Exercise: Scan the data beneath this task and copy each line that includes "color".

Entries provided:
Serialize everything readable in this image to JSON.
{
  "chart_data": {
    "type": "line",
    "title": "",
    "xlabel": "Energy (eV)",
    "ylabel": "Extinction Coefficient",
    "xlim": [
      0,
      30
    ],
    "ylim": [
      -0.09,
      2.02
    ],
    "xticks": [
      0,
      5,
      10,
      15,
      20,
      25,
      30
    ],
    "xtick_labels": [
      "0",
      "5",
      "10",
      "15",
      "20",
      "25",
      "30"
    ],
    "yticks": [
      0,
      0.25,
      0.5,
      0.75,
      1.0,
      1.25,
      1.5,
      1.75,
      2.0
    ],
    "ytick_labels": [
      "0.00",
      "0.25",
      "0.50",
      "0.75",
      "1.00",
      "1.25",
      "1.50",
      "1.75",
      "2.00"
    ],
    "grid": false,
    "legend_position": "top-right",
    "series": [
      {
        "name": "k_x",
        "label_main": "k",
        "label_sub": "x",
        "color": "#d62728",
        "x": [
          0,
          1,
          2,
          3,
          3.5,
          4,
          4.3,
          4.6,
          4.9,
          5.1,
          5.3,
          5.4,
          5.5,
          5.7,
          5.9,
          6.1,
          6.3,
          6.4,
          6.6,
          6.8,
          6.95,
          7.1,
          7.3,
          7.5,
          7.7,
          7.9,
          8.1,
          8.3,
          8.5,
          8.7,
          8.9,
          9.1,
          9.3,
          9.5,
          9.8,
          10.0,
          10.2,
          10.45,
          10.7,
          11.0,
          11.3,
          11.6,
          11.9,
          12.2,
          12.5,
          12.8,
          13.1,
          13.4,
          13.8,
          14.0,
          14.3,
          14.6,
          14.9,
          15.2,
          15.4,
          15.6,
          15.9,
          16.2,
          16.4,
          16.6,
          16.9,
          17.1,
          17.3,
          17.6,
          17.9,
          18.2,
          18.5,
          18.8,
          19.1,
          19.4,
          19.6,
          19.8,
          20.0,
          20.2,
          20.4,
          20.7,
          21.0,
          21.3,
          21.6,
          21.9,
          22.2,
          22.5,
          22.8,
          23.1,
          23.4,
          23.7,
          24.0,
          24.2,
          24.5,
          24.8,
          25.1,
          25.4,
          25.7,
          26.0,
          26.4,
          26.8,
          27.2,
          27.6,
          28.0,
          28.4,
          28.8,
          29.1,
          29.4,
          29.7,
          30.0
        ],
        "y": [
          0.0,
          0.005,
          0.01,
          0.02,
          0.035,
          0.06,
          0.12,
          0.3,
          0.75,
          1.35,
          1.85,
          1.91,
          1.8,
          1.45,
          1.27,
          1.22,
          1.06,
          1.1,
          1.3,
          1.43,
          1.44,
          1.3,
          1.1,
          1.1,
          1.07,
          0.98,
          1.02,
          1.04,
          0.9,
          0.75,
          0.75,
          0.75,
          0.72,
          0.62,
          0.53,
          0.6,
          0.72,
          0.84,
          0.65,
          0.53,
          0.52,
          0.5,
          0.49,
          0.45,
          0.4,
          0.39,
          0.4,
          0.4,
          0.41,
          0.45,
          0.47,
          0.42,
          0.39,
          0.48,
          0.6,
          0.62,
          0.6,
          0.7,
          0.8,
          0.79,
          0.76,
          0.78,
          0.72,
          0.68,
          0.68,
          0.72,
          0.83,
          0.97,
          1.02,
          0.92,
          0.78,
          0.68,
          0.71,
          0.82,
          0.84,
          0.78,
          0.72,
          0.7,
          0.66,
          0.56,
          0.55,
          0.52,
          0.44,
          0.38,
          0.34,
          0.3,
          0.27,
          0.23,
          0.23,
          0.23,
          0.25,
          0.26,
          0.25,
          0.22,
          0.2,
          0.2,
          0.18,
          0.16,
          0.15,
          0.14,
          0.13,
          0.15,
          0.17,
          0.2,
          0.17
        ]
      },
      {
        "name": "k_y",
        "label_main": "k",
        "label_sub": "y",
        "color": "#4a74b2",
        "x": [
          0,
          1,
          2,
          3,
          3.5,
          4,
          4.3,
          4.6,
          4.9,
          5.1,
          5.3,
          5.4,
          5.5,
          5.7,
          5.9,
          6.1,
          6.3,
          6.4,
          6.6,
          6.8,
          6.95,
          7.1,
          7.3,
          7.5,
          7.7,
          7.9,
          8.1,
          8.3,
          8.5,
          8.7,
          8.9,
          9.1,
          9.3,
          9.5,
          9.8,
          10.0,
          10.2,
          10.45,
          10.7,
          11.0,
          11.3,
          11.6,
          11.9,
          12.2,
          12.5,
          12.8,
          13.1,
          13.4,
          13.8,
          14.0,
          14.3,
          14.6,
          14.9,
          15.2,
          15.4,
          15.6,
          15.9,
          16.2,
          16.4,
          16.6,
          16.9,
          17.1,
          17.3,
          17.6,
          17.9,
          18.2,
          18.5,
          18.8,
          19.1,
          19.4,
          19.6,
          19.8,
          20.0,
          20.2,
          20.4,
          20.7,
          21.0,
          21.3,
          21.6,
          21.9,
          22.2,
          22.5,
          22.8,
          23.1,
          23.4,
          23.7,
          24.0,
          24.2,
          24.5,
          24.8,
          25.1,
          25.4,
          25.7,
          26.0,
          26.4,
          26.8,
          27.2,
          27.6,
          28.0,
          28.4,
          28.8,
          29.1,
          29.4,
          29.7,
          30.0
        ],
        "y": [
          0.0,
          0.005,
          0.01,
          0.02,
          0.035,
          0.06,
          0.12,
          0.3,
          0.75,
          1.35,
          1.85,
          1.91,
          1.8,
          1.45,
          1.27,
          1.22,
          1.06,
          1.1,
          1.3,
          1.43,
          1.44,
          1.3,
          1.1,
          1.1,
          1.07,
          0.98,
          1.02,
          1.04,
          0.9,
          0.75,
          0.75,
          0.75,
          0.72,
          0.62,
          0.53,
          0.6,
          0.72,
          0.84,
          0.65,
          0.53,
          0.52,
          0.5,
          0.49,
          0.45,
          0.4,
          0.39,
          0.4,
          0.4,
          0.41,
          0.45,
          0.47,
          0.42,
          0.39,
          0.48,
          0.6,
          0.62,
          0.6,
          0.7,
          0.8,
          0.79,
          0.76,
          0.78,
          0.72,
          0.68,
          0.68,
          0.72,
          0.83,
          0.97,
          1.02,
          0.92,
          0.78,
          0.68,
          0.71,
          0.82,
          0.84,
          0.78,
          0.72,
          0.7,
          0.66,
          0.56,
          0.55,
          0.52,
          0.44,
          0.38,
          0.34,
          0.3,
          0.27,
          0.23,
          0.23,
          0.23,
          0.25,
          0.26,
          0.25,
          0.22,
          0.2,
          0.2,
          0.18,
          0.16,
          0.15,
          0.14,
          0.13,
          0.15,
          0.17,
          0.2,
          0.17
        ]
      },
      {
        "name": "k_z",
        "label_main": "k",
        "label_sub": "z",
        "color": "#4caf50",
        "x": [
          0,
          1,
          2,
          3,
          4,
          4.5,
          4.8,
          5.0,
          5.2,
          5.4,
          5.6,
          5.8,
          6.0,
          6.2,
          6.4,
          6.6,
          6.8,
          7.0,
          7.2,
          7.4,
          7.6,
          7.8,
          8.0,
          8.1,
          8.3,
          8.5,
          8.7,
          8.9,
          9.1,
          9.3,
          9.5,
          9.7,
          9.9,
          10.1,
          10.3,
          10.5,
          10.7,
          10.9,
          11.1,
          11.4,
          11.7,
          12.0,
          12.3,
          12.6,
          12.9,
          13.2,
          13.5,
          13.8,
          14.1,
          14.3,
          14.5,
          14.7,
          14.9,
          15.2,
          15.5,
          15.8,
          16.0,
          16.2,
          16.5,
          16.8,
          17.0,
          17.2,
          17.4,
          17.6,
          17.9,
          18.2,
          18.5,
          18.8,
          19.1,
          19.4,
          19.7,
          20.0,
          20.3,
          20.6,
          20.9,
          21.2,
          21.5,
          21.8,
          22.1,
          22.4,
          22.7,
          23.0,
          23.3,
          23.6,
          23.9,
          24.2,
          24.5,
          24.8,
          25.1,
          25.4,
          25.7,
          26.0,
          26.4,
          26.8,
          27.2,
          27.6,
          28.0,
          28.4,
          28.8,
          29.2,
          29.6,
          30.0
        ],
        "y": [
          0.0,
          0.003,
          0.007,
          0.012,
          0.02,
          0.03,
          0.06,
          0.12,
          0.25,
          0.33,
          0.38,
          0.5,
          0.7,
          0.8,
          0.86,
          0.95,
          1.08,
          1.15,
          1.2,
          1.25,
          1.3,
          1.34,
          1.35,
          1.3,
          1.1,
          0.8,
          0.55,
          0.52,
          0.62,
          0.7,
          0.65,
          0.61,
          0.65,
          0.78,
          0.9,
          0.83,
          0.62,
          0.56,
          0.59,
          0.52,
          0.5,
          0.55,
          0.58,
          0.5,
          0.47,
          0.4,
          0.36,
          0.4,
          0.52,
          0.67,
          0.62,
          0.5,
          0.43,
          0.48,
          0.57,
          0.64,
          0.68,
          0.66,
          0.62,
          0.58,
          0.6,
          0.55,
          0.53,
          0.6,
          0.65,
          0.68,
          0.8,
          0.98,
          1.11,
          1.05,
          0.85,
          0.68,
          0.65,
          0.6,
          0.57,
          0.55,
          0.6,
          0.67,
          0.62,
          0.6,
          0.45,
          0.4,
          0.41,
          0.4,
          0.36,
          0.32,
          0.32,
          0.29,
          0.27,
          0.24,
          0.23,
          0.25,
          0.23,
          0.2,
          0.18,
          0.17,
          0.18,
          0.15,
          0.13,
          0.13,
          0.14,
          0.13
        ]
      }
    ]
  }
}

Output below:
        "color": "#d62728",
        "color": "#4a74b2",
        "color": "#4caf50",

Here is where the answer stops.